• WORK TO DO:
Every line from the one with "Give me the" to the end of the data needs to be copied exactly, and no line before it.

## begin

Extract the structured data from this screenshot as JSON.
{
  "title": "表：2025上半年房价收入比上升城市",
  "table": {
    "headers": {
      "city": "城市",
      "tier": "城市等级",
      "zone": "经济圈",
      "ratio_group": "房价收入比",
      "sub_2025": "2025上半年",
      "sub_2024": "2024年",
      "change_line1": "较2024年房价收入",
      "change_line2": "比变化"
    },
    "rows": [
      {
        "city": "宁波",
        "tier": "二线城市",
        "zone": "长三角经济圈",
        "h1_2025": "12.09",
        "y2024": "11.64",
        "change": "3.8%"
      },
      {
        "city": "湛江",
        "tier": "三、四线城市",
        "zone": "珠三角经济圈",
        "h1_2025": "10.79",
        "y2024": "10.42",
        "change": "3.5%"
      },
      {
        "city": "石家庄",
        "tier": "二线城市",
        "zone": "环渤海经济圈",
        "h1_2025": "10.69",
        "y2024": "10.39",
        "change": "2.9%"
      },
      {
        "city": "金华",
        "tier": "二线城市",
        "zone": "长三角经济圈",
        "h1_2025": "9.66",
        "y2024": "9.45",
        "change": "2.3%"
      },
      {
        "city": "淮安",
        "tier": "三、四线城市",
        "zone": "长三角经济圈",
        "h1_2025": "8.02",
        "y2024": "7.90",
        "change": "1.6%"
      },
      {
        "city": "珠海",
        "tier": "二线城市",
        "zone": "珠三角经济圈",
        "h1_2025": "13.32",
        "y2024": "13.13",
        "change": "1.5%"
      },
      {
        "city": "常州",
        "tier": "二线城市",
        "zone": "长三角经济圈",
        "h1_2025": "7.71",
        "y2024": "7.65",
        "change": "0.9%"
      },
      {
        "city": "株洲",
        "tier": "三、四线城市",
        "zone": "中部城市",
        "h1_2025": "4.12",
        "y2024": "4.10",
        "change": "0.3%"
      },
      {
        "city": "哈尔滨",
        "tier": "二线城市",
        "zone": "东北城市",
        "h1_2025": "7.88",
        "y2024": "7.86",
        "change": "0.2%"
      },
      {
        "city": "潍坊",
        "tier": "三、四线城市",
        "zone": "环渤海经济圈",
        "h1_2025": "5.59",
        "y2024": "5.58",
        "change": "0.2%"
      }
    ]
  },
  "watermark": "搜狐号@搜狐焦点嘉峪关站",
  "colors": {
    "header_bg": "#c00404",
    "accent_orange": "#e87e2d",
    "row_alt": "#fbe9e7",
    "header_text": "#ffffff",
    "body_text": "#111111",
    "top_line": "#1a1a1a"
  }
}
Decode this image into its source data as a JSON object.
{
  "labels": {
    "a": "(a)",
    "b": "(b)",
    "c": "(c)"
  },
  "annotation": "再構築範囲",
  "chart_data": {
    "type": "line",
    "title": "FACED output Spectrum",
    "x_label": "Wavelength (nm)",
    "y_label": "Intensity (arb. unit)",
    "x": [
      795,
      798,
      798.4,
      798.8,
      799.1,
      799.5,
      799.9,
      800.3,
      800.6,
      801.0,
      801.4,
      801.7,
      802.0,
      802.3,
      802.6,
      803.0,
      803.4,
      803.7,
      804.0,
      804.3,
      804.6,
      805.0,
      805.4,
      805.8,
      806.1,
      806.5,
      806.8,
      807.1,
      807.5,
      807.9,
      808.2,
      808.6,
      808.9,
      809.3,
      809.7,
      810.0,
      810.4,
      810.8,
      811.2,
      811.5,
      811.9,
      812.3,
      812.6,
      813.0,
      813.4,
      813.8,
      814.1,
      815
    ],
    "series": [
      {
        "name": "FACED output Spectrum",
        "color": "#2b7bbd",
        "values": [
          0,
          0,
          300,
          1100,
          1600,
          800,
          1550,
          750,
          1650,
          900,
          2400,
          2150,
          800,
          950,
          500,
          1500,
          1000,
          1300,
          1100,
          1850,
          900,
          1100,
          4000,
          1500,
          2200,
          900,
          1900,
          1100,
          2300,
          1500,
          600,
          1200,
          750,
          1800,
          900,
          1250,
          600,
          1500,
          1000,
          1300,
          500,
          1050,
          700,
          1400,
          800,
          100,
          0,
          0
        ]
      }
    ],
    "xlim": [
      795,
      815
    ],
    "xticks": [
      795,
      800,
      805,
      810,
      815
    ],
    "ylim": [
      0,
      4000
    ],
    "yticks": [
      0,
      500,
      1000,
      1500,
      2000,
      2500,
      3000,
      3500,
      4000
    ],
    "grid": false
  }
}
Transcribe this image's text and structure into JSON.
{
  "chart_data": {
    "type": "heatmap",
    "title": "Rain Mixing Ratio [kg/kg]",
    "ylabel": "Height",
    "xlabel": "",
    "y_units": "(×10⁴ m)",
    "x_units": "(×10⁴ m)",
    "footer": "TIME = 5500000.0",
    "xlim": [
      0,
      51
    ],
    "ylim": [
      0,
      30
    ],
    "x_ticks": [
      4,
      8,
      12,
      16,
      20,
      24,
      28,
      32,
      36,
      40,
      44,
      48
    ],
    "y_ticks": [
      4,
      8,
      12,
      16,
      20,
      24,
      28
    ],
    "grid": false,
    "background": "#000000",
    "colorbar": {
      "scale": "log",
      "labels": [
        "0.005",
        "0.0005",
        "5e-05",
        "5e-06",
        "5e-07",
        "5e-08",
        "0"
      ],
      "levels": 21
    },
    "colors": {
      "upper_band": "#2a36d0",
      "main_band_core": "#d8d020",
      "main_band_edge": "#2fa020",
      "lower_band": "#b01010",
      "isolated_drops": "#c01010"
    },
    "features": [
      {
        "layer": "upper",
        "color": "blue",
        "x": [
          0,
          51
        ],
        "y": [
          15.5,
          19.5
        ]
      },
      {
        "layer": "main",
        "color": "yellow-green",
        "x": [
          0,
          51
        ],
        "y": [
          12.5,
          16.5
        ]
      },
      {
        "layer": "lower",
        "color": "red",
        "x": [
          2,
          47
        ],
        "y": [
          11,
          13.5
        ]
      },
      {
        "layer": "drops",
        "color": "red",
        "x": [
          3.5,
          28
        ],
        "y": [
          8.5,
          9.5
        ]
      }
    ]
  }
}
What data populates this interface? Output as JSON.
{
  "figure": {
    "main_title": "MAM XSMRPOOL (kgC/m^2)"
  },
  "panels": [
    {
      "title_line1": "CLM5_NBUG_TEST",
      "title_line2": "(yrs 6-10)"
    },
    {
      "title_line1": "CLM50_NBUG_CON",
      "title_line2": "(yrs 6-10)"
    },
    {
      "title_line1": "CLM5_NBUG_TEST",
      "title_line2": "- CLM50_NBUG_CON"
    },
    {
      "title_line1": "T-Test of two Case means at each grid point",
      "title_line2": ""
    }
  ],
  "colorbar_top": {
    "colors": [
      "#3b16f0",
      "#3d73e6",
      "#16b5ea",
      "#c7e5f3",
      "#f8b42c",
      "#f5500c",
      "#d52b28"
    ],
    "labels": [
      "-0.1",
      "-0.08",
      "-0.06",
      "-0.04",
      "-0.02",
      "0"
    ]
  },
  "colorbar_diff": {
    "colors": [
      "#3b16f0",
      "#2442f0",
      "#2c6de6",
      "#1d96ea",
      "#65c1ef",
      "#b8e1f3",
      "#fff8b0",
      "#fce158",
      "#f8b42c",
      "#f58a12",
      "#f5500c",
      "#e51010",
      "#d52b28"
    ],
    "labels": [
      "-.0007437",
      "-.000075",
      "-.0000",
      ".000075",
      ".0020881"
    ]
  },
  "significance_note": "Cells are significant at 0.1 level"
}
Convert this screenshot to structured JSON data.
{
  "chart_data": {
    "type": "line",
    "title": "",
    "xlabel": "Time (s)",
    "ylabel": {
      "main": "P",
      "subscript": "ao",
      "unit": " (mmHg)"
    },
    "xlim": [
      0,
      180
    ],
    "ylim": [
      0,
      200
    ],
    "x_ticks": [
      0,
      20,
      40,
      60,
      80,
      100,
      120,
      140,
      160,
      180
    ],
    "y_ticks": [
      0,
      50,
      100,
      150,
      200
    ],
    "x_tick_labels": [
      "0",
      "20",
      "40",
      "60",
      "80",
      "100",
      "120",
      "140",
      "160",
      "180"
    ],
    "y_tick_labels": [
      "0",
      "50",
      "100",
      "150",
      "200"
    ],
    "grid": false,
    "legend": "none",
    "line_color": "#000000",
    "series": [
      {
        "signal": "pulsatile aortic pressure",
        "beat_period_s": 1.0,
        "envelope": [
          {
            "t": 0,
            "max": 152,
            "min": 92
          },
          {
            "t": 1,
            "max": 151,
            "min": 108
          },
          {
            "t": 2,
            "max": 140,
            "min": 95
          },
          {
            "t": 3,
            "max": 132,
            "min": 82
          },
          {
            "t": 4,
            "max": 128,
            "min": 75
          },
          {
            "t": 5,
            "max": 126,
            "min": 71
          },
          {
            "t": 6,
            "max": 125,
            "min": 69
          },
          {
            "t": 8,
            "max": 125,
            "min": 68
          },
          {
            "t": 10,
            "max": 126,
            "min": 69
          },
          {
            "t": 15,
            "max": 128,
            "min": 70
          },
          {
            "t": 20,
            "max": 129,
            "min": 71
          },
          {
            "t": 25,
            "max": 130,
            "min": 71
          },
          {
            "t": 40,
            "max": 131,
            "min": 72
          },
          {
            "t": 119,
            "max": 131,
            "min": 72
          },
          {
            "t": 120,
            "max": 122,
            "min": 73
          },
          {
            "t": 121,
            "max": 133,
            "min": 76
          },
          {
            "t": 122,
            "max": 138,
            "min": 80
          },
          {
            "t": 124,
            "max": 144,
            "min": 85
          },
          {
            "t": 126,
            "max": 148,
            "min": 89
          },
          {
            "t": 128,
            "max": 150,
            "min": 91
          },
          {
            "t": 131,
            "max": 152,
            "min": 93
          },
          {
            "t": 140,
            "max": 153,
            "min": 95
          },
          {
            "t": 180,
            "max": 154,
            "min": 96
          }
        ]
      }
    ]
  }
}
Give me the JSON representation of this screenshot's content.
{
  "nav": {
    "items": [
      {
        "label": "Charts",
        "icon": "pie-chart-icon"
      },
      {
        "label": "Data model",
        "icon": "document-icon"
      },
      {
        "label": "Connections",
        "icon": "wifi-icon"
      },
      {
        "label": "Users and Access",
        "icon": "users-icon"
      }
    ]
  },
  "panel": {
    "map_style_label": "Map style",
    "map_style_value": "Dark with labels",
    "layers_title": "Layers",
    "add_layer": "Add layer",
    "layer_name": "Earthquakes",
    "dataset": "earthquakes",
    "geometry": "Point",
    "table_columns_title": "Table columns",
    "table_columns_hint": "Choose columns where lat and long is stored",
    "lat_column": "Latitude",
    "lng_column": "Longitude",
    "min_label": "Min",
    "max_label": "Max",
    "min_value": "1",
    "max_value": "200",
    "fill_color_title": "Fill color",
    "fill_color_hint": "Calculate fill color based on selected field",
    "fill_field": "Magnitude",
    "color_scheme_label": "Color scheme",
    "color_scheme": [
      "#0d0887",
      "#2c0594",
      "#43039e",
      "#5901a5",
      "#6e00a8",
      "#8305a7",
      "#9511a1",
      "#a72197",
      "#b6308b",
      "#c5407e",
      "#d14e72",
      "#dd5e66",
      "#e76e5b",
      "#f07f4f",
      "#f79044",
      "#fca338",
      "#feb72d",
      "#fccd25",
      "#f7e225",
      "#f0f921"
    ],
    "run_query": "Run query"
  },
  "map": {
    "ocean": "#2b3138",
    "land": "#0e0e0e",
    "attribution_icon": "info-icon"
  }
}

## end

• FINISHED EXERCISE:
Give me the JSON representation of this screenshot's content.
{
  "nav": {
    "items": [
      {
        "label": "Charts",
        "icon": "pie-chart-icon"
      },
      {
        "label": "Data model",
        "icon": "document-icon"
      },
      {
        "label": "Connections",
        "icon": "wifi-icon"
      },
      {
        "label": "Users and Access",
        "icon": "users-icon"
      }
    ]
  },
  "panel": {
    "map_style_label": "Map style",
    "map_style_value": "Dark with labels",
    "layers_title": "Layers",
    "add_layer": "Add layer",
    "layer_name": "Earthquakes",
    "dataset": "earthquakes",
    "geometry": "Point",
    "table_columns_title": "Table columns",
    "table_columns_hint": "Choose columns where lat and long is stored",
    "lat_column": "Latitude",
    "lng_column": "Longitude",
    "min_label": "Min",
    "max_label": "Max",
    "min_value": "1",
    "max_value": "200",
    "fill_color_title": "Fill color",
    "fill_color_hint": "Calculate fill color based on selected field",
    "fill_field": "Magnitude",
    "color_scheme_label": "Color scheme",
    "color_scheme": [
      "#0d0887",
      "#2c0594",
      "#43039e",
      "#5901a5",
      "#6e00a8",
      "#8305a7",
      "#9511a1",
      "#a72197",
      "#b6308b",
      "#c5407e",
      "#d14e72",
      "#dd5e66",
      "#e76e5b",
      "#f07f4f",
      "#f79044",
      "#fca338",
      "#feb72d",
      "#fccd25",
      "#f7e225",
      "#f0f921"
    ],
    "run_query": "Run query"
  },
  "map": {
    "ocean": "#2b3138",
    "land": "#0e0e0e",
    "attribution_icon": "info-icon"
  }
}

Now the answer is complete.